►

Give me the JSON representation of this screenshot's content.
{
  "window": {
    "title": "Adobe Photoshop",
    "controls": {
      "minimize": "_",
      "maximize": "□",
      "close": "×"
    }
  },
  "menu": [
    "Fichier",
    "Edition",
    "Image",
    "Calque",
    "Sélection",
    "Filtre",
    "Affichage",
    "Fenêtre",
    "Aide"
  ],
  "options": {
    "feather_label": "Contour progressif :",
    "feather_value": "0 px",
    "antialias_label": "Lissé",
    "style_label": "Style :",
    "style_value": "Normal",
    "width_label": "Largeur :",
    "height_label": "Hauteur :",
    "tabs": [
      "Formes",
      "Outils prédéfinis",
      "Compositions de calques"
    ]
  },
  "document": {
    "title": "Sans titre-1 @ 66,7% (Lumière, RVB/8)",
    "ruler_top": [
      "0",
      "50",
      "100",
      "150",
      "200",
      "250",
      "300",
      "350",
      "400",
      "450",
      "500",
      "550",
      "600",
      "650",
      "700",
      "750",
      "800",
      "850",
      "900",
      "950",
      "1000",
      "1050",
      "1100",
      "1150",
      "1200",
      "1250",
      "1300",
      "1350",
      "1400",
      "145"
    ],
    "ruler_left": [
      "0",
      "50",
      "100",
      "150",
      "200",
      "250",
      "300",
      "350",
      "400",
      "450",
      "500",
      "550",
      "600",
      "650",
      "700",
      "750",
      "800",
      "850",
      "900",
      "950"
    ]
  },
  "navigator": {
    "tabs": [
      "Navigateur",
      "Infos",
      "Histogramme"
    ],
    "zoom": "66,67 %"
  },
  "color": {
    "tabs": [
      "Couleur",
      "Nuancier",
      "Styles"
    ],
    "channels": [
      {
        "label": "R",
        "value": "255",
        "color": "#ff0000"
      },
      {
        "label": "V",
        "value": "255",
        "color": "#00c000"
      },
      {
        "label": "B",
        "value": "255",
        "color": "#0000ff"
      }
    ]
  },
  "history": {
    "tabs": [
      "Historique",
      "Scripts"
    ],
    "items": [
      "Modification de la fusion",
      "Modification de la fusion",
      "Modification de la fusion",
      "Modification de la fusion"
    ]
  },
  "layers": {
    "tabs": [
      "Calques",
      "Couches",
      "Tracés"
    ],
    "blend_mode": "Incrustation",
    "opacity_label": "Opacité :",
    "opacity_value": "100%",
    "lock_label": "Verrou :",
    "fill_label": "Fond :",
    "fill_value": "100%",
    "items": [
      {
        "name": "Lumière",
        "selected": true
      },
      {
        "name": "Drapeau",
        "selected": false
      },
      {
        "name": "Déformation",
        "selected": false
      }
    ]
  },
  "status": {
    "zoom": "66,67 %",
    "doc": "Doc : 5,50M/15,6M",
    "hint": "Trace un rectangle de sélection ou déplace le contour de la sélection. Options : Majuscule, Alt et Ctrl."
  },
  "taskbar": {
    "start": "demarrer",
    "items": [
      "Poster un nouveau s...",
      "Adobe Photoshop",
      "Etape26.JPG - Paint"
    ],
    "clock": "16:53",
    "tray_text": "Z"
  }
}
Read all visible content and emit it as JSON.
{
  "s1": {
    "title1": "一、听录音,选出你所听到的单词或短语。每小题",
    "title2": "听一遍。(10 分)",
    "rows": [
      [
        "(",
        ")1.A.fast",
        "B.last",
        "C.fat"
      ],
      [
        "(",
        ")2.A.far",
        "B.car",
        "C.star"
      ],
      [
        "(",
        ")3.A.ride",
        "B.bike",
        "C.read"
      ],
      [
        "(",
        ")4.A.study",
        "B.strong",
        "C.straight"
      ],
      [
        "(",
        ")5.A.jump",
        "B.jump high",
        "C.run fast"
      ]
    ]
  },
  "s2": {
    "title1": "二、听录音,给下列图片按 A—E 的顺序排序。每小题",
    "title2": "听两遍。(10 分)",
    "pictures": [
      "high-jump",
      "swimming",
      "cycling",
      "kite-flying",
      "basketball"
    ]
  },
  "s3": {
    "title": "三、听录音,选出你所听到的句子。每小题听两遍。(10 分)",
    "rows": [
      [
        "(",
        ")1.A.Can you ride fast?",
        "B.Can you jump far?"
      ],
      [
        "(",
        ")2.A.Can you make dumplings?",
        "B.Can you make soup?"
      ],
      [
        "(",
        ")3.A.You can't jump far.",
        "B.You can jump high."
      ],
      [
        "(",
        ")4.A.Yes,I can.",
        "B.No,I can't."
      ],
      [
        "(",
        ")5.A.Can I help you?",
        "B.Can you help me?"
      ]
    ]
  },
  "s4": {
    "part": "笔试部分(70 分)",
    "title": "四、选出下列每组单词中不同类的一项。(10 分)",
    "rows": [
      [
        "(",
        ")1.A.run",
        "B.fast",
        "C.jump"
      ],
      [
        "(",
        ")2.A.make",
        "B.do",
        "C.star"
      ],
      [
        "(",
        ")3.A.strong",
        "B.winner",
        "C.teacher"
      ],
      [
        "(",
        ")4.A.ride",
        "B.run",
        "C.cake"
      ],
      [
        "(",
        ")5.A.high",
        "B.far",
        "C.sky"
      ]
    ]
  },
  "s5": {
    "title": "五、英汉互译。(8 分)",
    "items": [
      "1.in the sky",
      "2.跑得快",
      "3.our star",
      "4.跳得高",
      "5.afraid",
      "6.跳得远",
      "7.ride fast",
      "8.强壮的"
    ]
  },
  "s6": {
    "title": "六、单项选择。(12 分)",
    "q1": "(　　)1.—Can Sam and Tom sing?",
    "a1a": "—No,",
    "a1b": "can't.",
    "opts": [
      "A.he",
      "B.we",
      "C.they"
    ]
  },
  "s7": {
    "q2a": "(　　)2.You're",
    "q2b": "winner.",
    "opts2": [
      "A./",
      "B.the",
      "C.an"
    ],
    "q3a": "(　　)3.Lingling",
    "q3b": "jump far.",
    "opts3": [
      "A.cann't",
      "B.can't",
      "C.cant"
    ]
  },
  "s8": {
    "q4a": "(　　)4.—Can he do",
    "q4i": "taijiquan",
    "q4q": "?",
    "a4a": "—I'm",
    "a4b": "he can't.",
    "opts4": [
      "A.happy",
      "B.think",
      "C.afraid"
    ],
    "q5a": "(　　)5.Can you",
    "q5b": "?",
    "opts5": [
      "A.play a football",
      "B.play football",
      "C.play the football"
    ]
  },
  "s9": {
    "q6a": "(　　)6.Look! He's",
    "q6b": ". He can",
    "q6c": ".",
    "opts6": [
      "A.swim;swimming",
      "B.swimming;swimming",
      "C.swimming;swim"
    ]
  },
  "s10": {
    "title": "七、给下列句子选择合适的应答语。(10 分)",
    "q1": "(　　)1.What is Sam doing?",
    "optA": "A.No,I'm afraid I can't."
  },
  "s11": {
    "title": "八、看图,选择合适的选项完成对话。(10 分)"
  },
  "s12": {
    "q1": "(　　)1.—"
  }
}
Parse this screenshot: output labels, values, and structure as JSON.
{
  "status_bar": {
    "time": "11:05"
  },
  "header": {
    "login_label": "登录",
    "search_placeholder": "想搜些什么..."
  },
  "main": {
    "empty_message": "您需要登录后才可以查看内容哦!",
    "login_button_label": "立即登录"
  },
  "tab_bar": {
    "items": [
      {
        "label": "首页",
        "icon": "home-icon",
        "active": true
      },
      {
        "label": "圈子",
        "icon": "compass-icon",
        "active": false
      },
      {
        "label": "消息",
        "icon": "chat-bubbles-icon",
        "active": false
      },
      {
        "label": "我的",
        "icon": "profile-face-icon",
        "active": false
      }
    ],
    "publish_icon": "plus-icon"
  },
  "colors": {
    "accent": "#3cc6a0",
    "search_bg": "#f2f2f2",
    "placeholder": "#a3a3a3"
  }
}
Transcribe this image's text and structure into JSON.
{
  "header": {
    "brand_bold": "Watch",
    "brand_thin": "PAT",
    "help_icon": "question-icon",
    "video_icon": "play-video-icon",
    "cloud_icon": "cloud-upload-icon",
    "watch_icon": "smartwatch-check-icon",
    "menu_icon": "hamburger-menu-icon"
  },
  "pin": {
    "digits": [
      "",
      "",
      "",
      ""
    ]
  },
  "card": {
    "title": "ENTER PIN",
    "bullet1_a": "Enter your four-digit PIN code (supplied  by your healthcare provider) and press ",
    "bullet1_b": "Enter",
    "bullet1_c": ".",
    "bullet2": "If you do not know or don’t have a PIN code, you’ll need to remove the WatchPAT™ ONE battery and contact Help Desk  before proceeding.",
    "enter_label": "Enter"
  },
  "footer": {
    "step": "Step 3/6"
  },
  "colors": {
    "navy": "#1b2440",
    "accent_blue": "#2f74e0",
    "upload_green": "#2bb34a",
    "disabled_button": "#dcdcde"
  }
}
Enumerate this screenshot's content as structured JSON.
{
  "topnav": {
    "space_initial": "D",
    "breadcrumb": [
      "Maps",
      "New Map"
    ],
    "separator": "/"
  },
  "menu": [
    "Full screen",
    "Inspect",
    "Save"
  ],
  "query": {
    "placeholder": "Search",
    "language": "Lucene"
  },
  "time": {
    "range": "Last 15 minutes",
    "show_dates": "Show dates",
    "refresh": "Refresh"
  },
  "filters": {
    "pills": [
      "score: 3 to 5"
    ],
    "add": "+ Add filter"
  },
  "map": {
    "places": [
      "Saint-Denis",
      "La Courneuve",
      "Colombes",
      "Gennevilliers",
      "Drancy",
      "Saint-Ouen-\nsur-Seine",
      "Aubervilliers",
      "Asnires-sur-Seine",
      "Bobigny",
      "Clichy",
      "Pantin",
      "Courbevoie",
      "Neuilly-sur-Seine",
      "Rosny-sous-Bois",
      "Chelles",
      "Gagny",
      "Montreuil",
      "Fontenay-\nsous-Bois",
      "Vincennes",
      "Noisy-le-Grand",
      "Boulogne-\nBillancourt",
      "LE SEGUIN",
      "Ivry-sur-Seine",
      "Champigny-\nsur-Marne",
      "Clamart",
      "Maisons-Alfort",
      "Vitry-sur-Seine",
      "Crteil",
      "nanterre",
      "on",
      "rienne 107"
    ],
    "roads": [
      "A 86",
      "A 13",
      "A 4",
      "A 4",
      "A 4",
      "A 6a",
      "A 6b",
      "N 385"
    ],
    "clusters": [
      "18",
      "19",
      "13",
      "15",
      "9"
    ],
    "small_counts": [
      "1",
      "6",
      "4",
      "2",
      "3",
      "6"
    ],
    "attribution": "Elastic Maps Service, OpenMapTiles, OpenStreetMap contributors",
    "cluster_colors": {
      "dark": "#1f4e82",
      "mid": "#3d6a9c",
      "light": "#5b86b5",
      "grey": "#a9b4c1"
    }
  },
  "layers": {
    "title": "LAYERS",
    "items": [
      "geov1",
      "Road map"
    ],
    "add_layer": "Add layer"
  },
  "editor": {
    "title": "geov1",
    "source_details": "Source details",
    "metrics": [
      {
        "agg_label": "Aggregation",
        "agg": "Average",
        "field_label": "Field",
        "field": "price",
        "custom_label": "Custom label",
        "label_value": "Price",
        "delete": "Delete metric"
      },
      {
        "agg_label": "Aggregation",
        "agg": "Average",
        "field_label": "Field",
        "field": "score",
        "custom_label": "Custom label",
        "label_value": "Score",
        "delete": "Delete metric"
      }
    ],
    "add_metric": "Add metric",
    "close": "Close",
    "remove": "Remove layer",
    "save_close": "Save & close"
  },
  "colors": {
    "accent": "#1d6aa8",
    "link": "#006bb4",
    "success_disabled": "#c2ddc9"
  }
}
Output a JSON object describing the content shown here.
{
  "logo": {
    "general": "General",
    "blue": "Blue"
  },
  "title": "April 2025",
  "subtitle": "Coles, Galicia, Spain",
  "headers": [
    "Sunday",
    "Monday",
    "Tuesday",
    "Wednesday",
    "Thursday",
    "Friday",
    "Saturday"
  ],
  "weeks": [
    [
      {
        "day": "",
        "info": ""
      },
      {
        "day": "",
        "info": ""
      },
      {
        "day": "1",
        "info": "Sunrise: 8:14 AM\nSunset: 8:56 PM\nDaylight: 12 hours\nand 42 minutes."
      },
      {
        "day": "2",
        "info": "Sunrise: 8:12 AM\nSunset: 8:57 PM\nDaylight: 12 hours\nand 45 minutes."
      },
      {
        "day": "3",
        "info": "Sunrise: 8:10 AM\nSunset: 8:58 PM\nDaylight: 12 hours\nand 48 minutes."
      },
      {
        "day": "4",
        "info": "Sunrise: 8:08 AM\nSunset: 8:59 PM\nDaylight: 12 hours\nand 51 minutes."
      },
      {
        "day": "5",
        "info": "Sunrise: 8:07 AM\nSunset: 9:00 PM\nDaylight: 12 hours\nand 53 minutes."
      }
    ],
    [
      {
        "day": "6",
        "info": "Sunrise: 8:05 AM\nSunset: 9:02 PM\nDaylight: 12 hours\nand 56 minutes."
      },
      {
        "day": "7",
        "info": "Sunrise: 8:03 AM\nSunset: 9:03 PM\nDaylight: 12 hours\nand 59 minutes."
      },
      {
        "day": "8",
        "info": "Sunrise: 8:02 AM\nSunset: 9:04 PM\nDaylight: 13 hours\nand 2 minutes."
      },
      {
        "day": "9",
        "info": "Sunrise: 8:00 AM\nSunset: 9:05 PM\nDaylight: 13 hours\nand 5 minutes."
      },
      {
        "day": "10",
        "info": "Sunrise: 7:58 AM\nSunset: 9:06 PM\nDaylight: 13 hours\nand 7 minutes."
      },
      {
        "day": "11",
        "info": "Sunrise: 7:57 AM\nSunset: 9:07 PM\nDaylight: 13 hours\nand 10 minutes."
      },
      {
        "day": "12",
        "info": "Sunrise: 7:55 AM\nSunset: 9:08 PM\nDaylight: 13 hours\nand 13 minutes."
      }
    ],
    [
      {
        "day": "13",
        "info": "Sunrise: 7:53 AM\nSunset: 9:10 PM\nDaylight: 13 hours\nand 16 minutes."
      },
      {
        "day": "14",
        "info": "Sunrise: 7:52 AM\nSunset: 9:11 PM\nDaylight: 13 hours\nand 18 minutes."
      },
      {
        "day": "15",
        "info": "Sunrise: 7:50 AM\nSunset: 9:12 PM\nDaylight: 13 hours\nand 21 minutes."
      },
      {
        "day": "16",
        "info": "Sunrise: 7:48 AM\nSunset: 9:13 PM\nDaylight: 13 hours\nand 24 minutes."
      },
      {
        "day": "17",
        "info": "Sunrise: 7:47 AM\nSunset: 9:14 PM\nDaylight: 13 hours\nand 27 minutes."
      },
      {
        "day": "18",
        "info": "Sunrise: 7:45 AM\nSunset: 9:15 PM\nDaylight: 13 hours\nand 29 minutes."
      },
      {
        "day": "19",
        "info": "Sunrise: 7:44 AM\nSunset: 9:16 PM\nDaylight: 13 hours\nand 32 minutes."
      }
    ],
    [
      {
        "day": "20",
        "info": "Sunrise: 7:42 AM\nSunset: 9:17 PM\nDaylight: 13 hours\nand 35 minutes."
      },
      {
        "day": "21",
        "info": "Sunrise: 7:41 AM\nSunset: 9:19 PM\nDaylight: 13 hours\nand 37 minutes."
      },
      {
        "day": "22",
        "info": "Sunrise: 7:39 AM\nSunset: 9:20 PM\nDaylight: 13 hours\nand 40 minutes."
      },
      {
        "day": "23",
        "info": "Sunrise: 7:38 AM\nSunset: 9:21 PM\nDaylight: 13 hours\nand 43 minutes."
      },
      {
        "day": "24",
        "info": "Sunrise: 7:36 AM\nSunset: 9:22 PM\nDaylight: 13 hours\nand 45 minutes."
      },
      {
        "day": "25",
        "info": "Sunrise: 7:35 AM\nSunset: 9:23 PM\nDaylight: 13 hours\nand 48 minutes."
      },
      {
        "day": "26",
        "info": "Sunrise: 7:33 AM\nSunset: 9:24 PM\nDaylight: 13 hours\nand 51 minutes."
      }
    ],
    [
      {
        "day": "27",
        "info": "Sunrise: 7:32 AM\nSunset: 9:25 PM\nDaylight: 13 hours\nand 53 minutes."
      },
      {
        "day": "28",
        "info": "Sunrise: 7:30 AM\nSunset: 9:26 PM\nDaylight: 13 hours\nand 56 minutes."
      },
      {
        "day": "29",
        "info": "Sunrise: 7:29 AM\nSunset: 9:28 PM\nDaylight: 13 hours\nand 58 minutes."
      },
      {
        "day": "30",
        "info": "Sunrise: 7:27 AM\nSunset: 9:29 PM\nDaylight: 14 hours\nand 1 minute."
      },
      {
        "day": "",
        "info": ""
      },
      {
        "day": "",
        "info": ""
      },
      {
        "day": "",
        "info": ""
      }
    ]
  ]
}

◄

Stated task: Answer with a single number: the count of lines holding the word "jump".

Solution: 8